## Task directions:
Can you arrange the lines starting at the one containing "- table-total-value: 82.3: [334, 781, 360, 796]" and ending at the one containing "- table-cell-value: 84.0: [360, 785, 422, 796]", both included, as a numbered list with any blank lines left out?

## Material to process:
┌──

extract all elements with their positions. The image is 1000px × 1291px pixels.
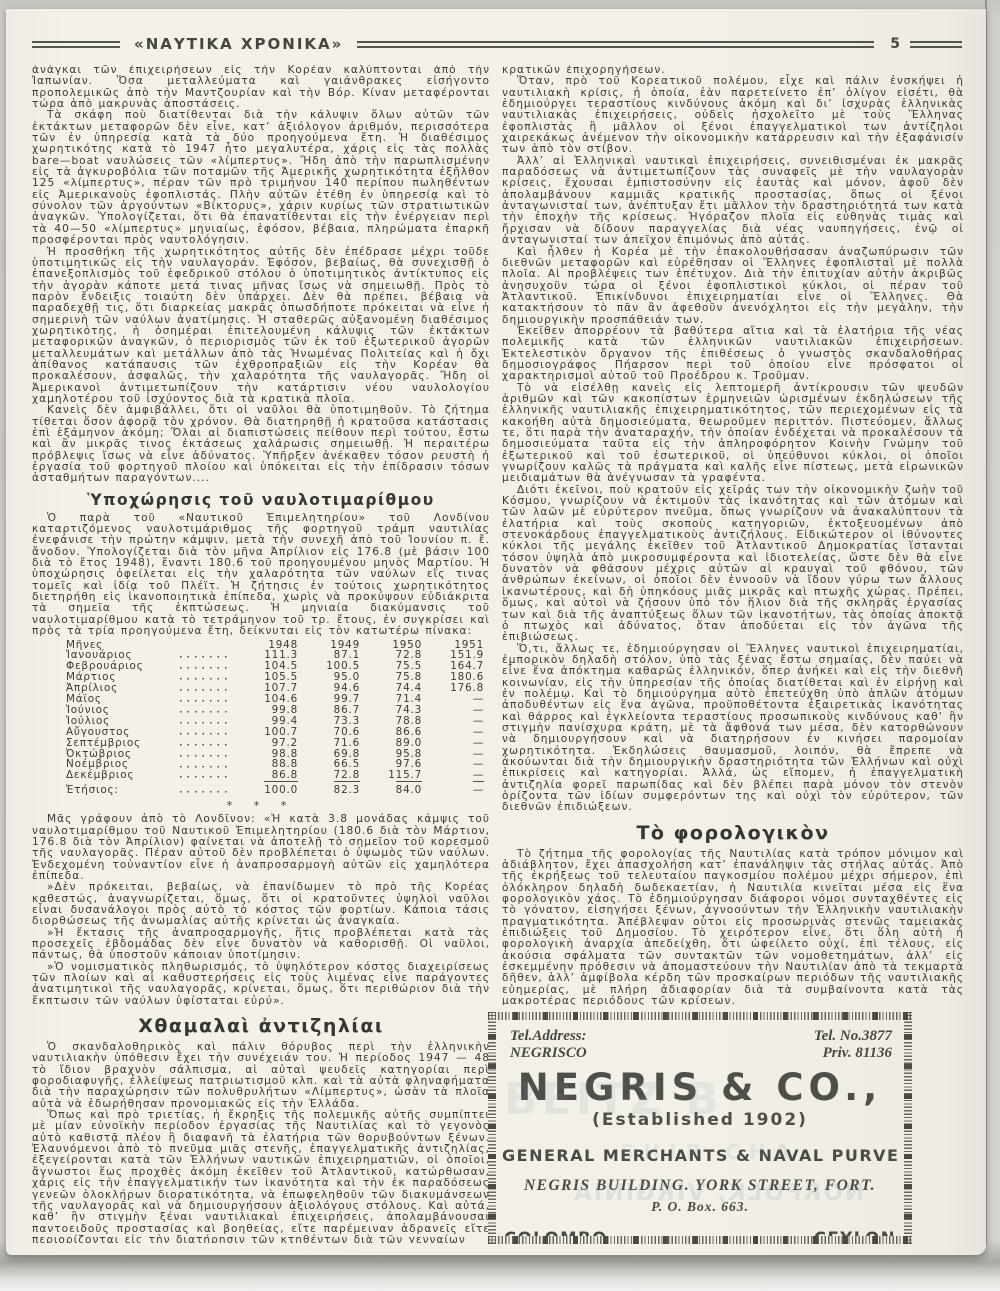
- table-total-value: 82.3: [334, 781, 360, 796]
- paragraph: Διότι ἐκεῖνοι, ποὺ κρατοῦν εἰς χεῖράς τω…: [502, 485, 964, 644]
- ad-content: BEITZ B SHIP CHA NORFOLK, VIRGINIA Tel.A…: [502, 1022, 898, 1236]
- table-cell-value: 84.0: [360, 785, 422, 796]
- paragraph: Ὁ σκανδαλοθηρικὸς καὶ πάλιν θόρυβος περὶ…: [32, 1042, 490, 1110]
- paragraph: Ὅπως καὶ πρὸ τριετίας, ἡ ἔκρηξις τῆς πολ…: [32, 1110, 490, 1243]
- paragraph: Ὁ παρὰ τοῦ «Ναυτικοῦ Ἐπιμελητηρίου» τοῦ …: [32, 513, 490, 638]
- table-total-row: Ἐτήσιος:100.082.384.0—: [66, 785, 484, 796]
- stars-separator: * * *: [32, 799, 490, 812]
- ad-address-line: NEGRIS BUILDING. YORK STREET, FORT.: [502, 1177, 898, 1195]
- table-row-label: Ἐτήσιος:: [66, 785, 178, 796]
- header-rule-middle: [357, 41, 874, 48]
- table-dot-leader: [180, 759, 230, 768]
- table-dot-leader: [180, 738, 230, 747]
- paragraph: Μᾶς γράφουν ἀπὸ τὸ Λονδῖνον: «Ἡ κατὰ 3.8…: [32, 814, 490, 882]
- table-dot-leader: [180, 650, 230, 659]
- table-dot-leader: [180, 694, 230, 703]
- table-cell-value: 89.0: [360, 738, 422, 749]
- ad-tel-priv: Priv. 81136: [814, 1045, 892, 1062]
- table-dot-leader: [180, 770, 230, 779]
- ad-city-colombo: COLOMBO: [504, 1229, 608, 1236]
- ad-cities: COLOMBO CEYLON: [502, 1229, 898, 1236]
- column-left: ἀνάγκαι τῶν ἐπιχειρήσεων εἰς τὴν Κορέαν …: [32, 65, 490, 1243]
- ad-business-line: GENERAL MERCHANTS & NAVAL PURVEYORS: [502, 1146, 898, 1165]
- ad-phone-numbers: Tel. No.3877 Priv. 81136: [814, 1028, 892, 1062]
- ad-border-top: [488, 1012, 912, 1020]
- table-dot-leader: [180, 683, 230, 692]
- table-cell-value: —: [422, 785, 484, 796]
- ad-tel-no: Tel. No.3877: [814, 1028, 892, 1045]
- table-row-label: Δεκέμβριος: [66, 770, 178, 781]
- paragraph: »Δὲν πρόκειται, βεβαίως, νὰ ἐπανίδωμεν τ…: [32, 882, 490, 927]
- two-column-layout: ἀνάγκαι τῶν ἐπιχειρήσεων εἰς τὴν Κορέαν …: [6, 55, 986, 1244]
- table-row: Σεπτέμβριος97.271.689.0—: [66, 738, 484, 749]
- column-right: κρατικῶν ἐπιχορηγήσεων.Ὅταν, πρὸ τοῦ Κορ…: [502, 65, 964, 1244]
- table-dot-leader: [180, 749, 230, 758]
- ad-border-left: [488, 1012, 496, 1244]
- ad-city-ceylon: CEYLON: [814, 1229, 896, 1236]
- ad-po-box: P. O. Box. 663.: [502, 1199, 898, 1215]
- page-number: 5: [890, 36, 900, 52]
- magazine-title: «ΝΑΥΤΙΚΑ ΧΡΟΝΙΚΑ»: [134, 35, 343, 53]
- table-dot-leader: [180, 672, 230, 681]
- table-cell-value: 115.7: [360, 770, 422, 781]
- freight-index-table: Μῆνες1948194919501951Ἰανουάριος111.387.1…: [66, 640, 484, 797]
- ad-established: (Established 1902): [502, 1110, 898, 1130]
- table-row-label: Σεπτέμβριος: [66, 738, 178, 749]
- table-cell-value: 72.8: [298, 770, 360, 781]
- paragraph: Τὸ ζήτημα τῆς φορολογίας τῆς Ναυτιλίας κ…: [502, 849, 964, 1005]
- ad-border-bottom: [488, 1236, 912, 1244]
- paragraph: Ἡ προσθήκη τῆς χωρητικότητος αὐτῆς δὲν ἐ…: [32, 247, 490, 406]
- header-rule-right: [910, 41, 962, 48]
- section-heading: Ὑποχώρησις τοῦ ναυλοτιμαρίθμου: [32, 491, 490, 509]
- ad-telephone-block: Tel.Address: NEGRISCO Tel. No.3877 Priv.…: [502, 1022, 898, 1062]
- ad-tel-address-label: Tel.Address:: [510, 1028, 587, 1045]
- paragraph: Ὅ,τι, ἄλλως τε, ἐδημιούργησαν οἱ Ἕλληνες…: [502, 644, 964, 814]
- ad-company-name: NEGRIS & CO.,: [502, 1069, 898, 1107]
- paragraph: Τὸ νὰ εἰσέλθῃ κανεὶς εἰς λεπτομερῆ ἀντίκ…: [502, 383, 964, 485]
- paragraph: Κανεὶς δὲν ἀμφιβάλλει, ὅτι οἱ ναῦλοι θὰ …: [32, 405, 490, 484]
- ad-border-right: [904, 1012, 912, 1244]
- table-row: Δεκέμβριος86.872.8115.7—: [66, 770, 484, 781]
- table-dot-leader: [180, 640, 230, 649]
- section-heading: Τὸ φορολογικὸν: [502, 822, 964, 844]
- table-cell-value: —: [422, 738, 484, 749]
- table-total-value: 84.0: [396, 781, 422, 796]
- table-total-value: —: [473, 781, 484, 796]
- table-cell-value: 82.3: [298, 785, 360, 796]
- table-dot-leader: [180, 727, 230, 736]
- table-dot-leader: [180, 785, 230, 794]
- table-cell-value: 86.8: [236, 770, 298, 781]
- ad-tel-address-value: NEGRISCO: [510, 1045, 587, 1062]
- table-dot-leader: [180, 716, 230, 725]
- magazine-page: «ΝΑΥΤΙΚΑ ΧΡΟΝΙΚΑ» 5 ἀνάγκαι τῶν ἐπιχειρή…: [6, 9, 986, 1255]
- table-dot-leader: [180, 705, 230, 714]
- paragraph: Καὶ ἦλθεν ἡ Κορέα μὲ τὴν ἐπακολουθήσασαν…: [502, 247, 964, 326]
- page-header: «ΝΑΥΤΙΚΑ ΧΡΟΝΙΚΑ» 5: [6, 9, 986, 55]
- paragraph: »Ἡ ἔκτασις τῆς ἀναπροσαρμογῆς, ἥτις προβ…: [32, 928, 490, 962]
- negris-advertisement: BEITZ B SHIP CHA NORFOLK, VIRGINIA Tel.A…: [488, 1012, 912, 1244]
- table-cell-value: —: [422, 770, 484, 781]
- paragraph: Ἀλλ’ αἱ Ἑλληνικαὶ ναυτικαὶ ἐπιχειρήσεις,…: [502, 156, 964, 247]
- paragraph: ἀνάγκαι τῶν ἐπιχειρήσεων εἰς τὴν Κορέαν …: [32, 65, 490, 110]
- table-cell-value: 100.0: [236, 785, 298, 796]
- paragraph: Τὰ σκάφη ποὺ διατίθενται διὰ τὴν κάλυψιν…: [32, 110, 490, 246]
- header-rule-left: [32, 41, 120, 48]
- paragraph: Ὅταν, πρὸ τοῦ Κορεατικοῦ πολέμου, εἶχε κ…: [502, 76, 964, 155]
- ad-telegraphic-address: Tel.Address: NEGRISCO: [510, 1028, 587, 1062]
- table-total-value: 100.0: [264, 781, 298, 796]
- paragraph: »Ὁ νομισματικὸς πληθωρισμός, τὸ ὑψηλότερ…: [32, 962, 490, 1007]
- table-dot-leader: [180, 661, 230, 670]
- section-heading: Χθαμαλαὶ ἀντιζηλίαι: [32, 1015, 490, 1037]
- table-cell-value: 71.6: [298, 738, 360, 749]
- column-right-text: κρατικῶν ἐπιχορηγήσεων.Ὅταν, πρὸ τοῦ Κορ…: [502, 65, 964, 1005]
- table-cell-value: 97.2: [236, 738, 298, 749]
- paragraph: Ἐκεῖθεν ἀπορρέουν τὰ βαθύτερα αἴτια καὶ …: [502, 326, 964, 383]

└──

## Result of the task:
1. - table-total-value: 82.3: [334, 781, 360, 796]
2. - paragraph: Διότι ἐκεῖνοι, ποὺ κρατοῦν εἰς χεῖράς τω…: [502, 485, 964, 644]
3. - ad-content: BEITZ B SHIP CHA NORFOLK, VIRGINIA Tel.A…: [502, 1022, 898, 1236]
4. - table-cell-value: 84.0: [360, 785, 422, 796]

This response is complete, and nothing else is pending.